Word for word, retype every entry in the listing.

* Start Entries provided *

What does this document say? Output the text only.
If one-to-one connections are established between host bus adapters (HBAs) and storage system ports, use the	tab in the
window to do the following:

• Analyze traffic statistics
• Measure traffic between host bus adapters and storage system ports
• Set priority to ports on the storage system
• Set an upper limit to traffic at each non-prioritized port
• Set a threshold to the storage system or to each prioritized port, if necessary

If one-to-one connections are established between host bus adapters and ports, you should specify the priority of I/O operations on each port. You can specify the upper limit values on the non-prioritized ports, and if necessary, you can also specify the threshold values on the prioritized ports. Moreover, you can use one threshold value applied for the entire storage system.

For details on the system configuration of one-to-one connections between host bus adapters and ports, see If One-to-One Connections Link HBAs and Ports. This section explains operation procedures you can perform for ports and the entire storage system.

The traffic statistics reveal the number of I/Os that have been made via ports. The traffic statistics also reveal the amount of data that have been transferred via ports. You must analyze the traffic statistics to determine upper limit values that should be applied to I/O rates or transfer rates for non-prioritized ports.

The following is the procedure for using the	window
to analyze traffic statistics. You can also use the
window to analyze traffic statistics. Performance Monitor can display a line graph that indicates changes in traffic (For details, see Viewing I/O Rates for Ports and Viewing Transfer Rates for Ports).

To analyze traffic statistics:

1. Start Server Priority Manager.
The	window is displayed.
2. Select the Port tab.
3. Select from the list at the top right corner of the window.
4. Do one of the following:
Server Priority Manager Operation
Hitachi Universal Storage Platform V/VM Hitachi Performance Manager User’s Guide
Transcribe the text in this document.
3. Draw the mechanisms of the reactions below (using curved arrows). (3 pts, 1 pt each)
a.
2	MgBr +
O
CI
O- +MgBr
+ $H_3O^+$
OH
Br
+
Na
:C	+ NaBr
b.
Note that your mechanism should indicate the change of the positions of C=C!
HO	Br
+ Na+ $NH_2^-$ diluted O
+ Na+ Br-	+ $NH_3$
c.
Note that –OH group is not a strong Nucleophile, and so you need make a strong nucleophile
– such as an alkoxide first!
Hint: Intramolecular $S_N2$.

* End Entries provided *

*Solved exercise:*
What does this document say? Output the text only.
If one-to-one connections are established between host bus adapters (HBAs) and storage system ports, use the	tab in the
window to do the following:

• Analyze traffic statistics
• Measure traffic between host bus adapters and storage system ports
• Set priority to ports on the storage system
• Set an upper limit to traffic at each non-prioritized port
• Set a threshold to the storage system or to each prioritized port, if necessary

If one-to-one connections are established between host bus adapters and ports, you should specify the priority of I/O operations on each port. You can specify the upper limit values on the non-prioritized ports, and if necessary, you can also specify the threshold values on the prioritized ports. Moreover, you can use one threshold value applied for the entire storage system.

For details on the system configuration of one-to-one connections between host bus adapters and ports, see If One-to-One Connections Link HBAs and Ports. This section explains operation procedures you can perform for ports and the entire storage system.

The traffic statistics reveal the number of I/Os that have been made via ports. The traffic statistics also reveal the amount of data that have been transferred via ports. You must analyze the traffic statistics to determine upper limit values that should be applied to I/O rates or transfer rates for non-prioritized ports.

The following is the procedure for using the	window
to analyze traffic statistics. You can also use the
window to analyze traffic statistics. Performance Monitor can display a line graph that indicates changes in traffic (For details, see Viewing I/O Rates for Ports and Viewing Transfer Rates for Ports).

To analyze traffic statistics:

1. Start Server Priority Manager.
The	window is displayed.
2. Select the Port tab.
3. Select from the list at the top right corner of the window.
4. Do one of the following:
Server Priority Manager Operation
Hitachi Universal Storage Platform V/VM Hitachi Performance Manager User’s Guide
Transcribe the text in this document.
3. Draw the mechanisms of the reactions below (using curved arrows). (3 pts, 1 pt each)
a.
2	MgBr +
O
CI
O- +MgBr
+ $H_3O^+$
OH
Br
+
Na
:C	+ NaBr
b.
Note that your mechanism should indicate the change of the positions of C=C!
HO	Br
+ Na+ $NH_2^-$ diluted O
+ Na+ Br-	+ $NH_3$
c.
Note that –OH group is not a strong Nucleophile, and so you need make a strong nucleophile
– such as an alkoxide first!
Hint: Intramolecular $S_N2$.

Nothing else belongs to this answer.